| PROBLEM STATEMENT |
Extract every record, keeping each one exactly as it is.

| TASK DATA |
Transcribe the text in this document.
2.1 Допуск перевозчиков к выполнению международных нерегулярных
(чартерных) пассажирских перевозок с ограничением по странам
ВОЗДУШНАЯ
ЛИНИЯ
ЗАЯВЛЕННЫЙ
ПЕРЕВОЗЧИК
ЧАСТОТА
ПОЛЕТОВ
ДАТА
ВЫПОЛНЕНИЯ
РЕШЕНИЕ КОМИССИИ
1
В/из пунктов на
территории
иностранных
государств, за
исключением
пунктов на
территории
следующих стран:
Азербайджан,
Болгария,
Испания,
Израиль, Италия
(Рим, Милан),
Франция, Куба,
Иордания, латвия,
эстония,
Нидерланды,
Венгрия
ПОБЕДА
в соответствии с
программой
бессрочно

| THE REPLY |
Transcribe the text in this document.
2.1 Допуск перевозчиков к выполнению международных нерегулярных
(чартерных) пассажирских перевозок с ограничением по странам
ВОЗДУШНАЯ
ЛИНИЯ
ЗАЯВЛЕННЫЙ
ПЕРЕВОЗЧИК
ЧАСТОТА
ПОЛЕТОВ
ДАТА
ВЫПОЛНЕНИЯ
РЕШЕНИЕ КОМИССИИ
1
В/из пунктов на
территории
иностранных
государств, за
исключением
пунктов на
территории
следующих стран:
Азербайджан,
Болгария,
Испания,
Израиль, Италия
(Рим, Милан),
Франция, Куба,
Иордания, латвия,
эстония,
Нидерланды,
Венгрия
ПОБЕДА
в соответствии с
программой
бессрочно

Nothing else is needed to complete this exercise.